══ RECORDS FOR PROCESSING ══
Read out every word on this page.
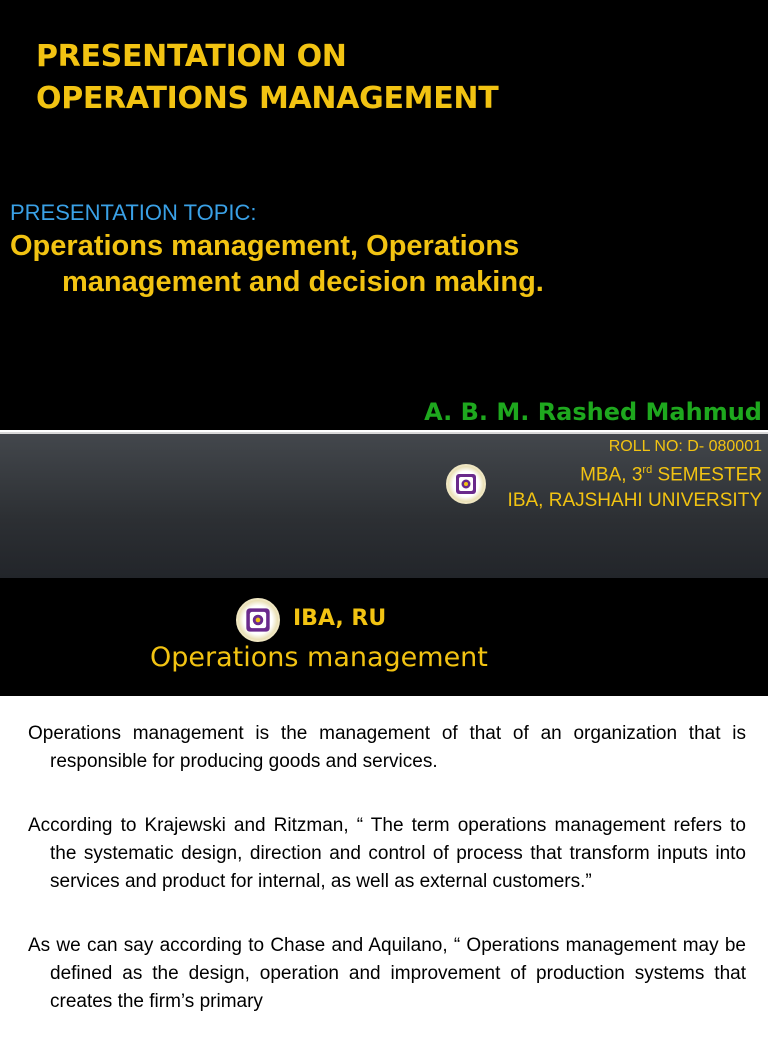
PRESENTATION ON
OPERATIONS MANAGEMENT
PRESENTATION TOPIC:
Operations management, Operations
management and decision making.
A. B. M. Rashed Mahmud
ROLL NO: D- 080001
MBA, 3rd SEMESTER
IBA, RAJSHAHI UNIVERSITY
IBA, RU
Operations management

Operations management is the management of that of an organization that is responsible for producing goods and services.

According to Krajewski and Ritzman, “ The term operations management refers to the systematic design, direction and control of process that transform inputs into services and product for internal, as well as external customers.”

As we can say according to Chase and Aquilano, “ Operations management may be defined as the design, operation and improvement of production systems that creates the firm’s primary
═══
→ **DIRECTION**:
Set down all the entries exactly as they appear, but skip any pictures.

→ **RESULT**:
Read out every word on this page.
PRESENTATION ON
OPERATIONS MANAGEMENT
PRESENTATION TOPIC:
Operations management, Operations
management and decision making.
A. B. M. Rashed Mahmud
ROLL NO: D- 080001
MBA, 3rd SEMESTER
IBA, RAJSHAHI UNIVERSITY
IBA, RU
Operations management

Operations management is the management of that of an organization that is responsible for producing goods and services.

According to Krajewski and Ritzman, “ The term operations management refers to the systematic design, direction and control of process that transform inputs into services and product for internal, as well as external customers.”

As we can say according to Chase and Aquilano, “ Operations management may be defined as the design, operation and improvement of production systems that creates the firm’s primary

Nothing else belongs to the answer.